= Given task a =
Using the deload week article, answer these:
(i) How long does a deload week typically last?
(ii) What is the name of the process in which the body overshoots baseline during recovery?
(iii) In what year was the international Delphi consensus study that defined deloading published?

= Quoted text =
Back to Blog
    June 2, 20267 min read

    How to Plan a Deload Week

    Most cyclists know they should rest, but few plan it well. A well-structured deload week is a precision tool that makes your next training block measurably more effective.

    How to Plan a Deload Week

    What a deload week actually is

    A deload week is a planned period of reduced training stress — typically one week — that sits inside a longer training block rather than replacing it. The goal is not to stop training. It is to let your body catch up to the work you have already done. Every serious training programme built around base, build, peak, and taper phases depends on these recovery windows to actually produce adaptation. Without them, you are piling stimulus on top of accumulated fatigue and wondering why your legs feel permanently dead.

    The science behind this is called supercompensation. When training stresses the body, performance capacity temporarily drops. During recovery, the body does not simply return to baseline — it overshoots slightly, building a marginally higher ceiling than before. That overshoot is where fitness gains actually live. The deload week is the window where that process completes. Skip it, and you collect the fatigue without collecting the reward.

    A 2023 international Delphi consensus study defined deloading as "a period of reduced training stress designed to mitigate physiological and psychological fatigue, promote recovery, and enhance preparedness for the subsequent training cycle." Note what the researchers emphasised: it enhances preparedness for what comes next. The deload is not recovery for its own sake — it is an investment in the block that follows.

= Materials provided =
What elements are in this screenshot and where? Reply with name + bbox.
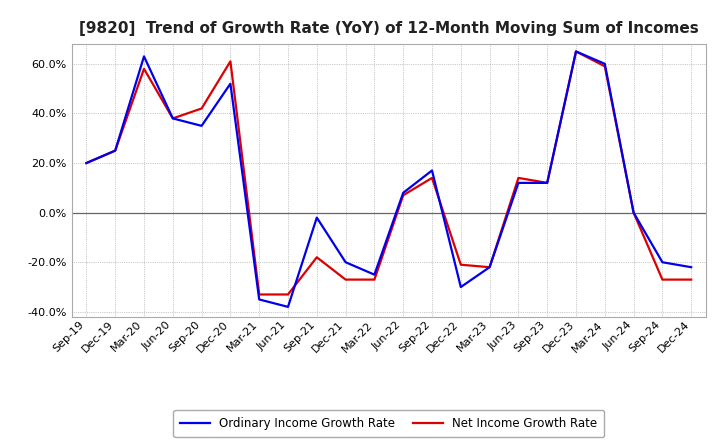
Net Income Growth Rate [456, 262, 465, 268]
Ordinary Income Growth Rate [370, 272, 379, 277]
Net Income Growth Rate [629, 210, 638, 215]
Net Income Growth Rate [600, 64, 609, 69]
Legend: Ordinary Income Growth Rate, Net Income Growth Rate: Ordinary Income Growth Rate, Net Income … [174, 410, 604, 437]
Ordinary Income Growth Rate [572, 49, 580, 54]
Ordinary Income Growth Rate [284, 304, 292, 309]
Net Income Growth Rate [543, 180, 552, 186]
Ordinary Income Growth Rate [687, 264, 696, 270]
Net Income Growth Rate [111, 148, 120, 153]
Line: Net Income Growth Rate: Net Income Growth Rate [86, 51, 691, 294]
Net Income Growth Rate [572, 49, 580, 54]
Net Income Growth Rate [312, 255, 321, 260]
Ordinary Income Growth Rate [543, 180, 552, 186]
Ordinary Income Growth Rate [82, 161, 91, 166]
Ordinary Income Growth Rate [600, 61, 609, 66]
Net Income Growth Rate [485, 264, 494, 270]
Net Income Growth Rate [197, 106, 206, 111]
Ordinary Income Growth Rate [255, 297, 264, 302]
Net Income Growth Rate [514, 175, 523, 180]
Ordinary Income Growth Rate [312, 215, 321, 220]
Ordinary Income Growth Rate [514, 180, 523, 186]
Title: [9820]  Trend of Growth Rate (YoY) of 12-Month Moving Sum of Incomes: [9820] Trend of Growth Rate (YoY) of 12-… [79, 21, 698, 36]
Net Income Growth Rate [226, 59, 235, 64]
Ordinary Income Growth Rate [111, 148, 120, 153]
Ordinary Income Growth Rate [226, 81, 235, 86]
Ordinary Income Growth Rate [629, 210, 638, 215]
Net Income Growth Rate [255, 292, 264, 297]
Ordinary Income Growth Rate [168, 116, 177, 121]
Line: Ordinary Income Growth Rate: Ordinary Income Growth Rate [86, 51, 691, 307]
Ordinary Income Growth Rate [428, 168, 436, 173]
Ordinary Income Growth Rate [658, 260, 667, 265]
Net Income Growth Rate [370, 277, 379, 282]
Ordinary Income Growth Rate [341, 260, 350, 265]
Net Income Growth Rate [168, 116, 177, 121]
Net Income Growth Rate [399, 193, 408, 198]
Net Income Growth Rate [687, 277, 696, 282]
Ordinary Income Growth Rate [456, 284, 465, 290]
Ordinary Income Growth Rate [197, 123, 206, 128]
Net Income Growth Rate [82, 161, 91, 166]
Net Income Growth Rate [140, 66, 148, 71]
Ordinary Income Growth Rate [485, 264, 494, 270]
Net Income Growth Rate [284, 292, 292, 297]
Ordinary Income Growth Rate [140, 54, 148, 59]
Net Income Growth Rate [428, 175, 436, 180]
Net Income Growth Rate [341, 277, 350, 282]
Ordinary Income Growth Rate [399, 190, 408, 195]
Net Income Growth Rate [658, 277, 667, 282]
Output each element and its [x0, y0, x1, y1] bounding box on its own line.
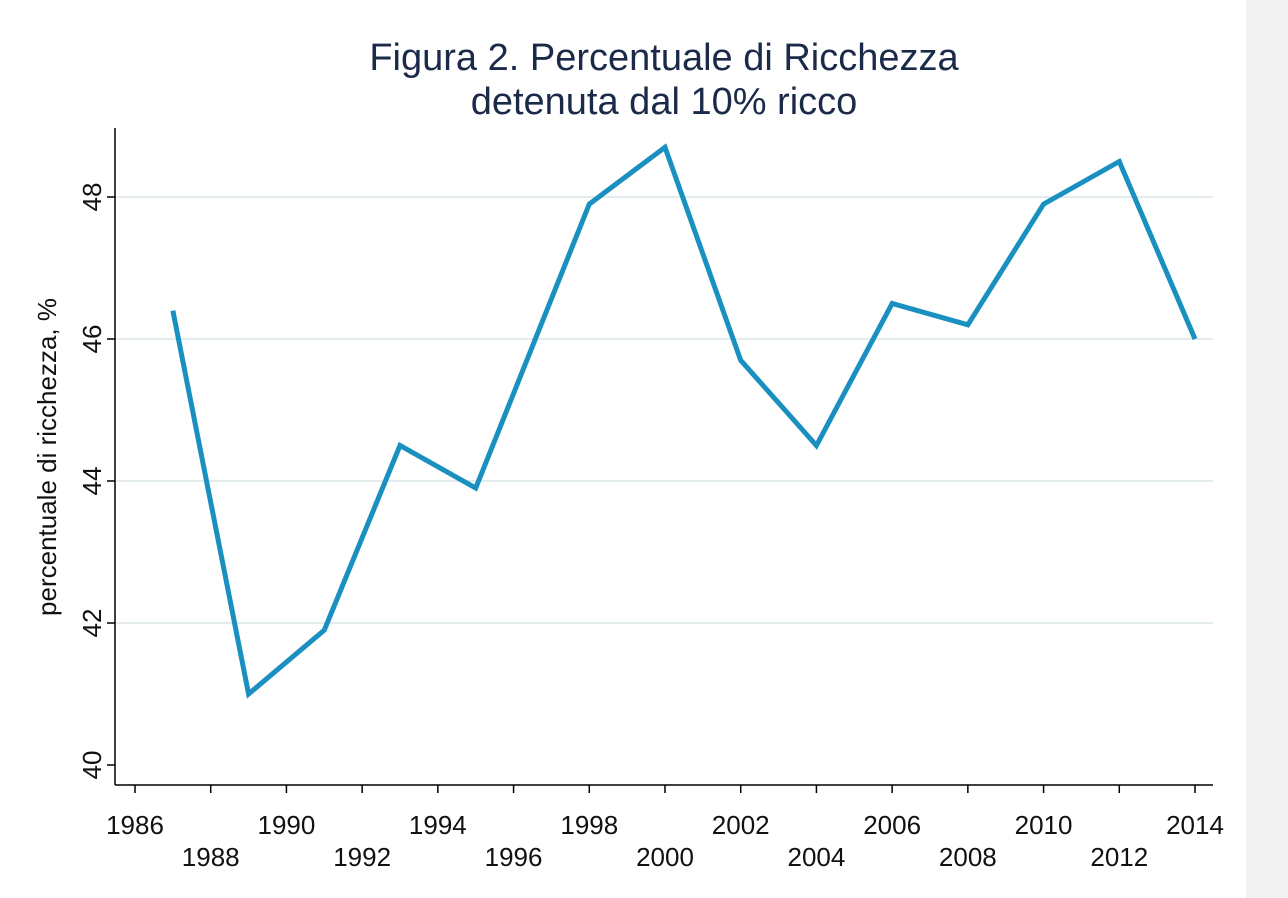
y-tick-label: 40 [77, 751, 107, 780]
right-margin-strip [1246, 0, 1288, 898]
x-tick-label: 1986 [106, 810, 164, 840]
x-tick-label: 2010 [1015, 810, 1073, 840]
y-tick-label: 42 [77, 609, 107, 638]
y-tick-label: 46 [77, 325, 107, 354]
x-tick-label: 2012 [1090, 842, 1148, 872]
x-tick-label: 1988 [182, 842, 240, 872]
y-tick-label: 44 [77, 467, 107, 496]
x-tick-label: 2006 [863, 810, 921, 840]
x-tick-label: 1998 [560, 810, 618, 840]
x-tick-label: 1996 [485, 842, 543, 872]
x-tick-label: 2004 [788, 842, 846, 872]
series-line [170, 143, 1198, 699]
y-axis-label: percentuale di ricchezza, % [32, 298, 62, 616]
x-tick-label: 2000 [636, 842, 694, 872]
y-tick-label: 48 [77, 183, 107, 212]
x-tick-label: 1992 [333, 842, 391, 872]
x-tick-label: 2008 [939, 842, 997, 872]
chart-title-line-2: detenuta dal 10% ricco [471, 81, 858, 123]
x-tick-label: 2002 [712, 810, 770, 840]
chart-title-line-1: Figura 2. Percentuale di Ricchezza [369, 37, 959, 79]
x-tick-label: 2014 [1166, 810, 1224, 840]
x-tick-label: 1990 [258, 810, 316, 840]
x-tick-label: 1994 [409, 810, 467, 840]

= Given task b =
Print the records exactly from the line that contains "y-tick-label: 40 [77, 751, 107, 780]" through the last line of the records, including both.

= Full output a =
(i) Typically one week.
(ii) Supercompensation.
(iii) 2023.

= Full output b =
y-tick-label: 40 [77, 751, 107, 780]
right-margin-strip [1246, 0, 1288, 898]
x-tick-label: 1986 [106, 810, 164, 840]
x-tick-label: 2010 [1015, 810, 1073, 840]
y-tick-label: 42 [77, 609, 107, 638]
y-tick-label: 46 [77, 325, 107, 354]
x-tick-label: 2012 [1090, 842, 1148, 872]
x-tick-label: 1988 [182, 842, 240, 872]
y-tick-label: 44 [77, 467, 107, 496]
x-tick-label: 2006 [863, 810, 921, 840]
x-tick-label: 1998 [560, 810, 618, 840]
x-tick-label: 1996 [485, 842, 543, 872]
x-tick-label: 2004 [788, 842, 846, 872]
series-line [170, 143, 1198, 699]
y-axis-label: percentuale di ricchezza, % [32, 298, 62, 616]
x-tick-label: 2000 [636, 842, 694, 872]
y-tick-label: 48 [77, 183, 107, 212]
x-tick-label: 1992 [333, 842, 391, 872]
x-tick-label: 2008 [939, 842, 997, 872]
chart-title-line-2: detenuta dal 10% ricco [471, 81, 858, 123]
x-tick-label: 2002 [712, 810, 770, 840]
chart-title-line-1: Figura 2. Percentuale di Ricchezza [369, 37, 959, 79]
x-tick-label: 2014 [1166, 810, 1224, 840]
x-tick-label: 1990 [258, 810, 316, 840]
x-tick-label: 1994 [409, 810, 467, 840]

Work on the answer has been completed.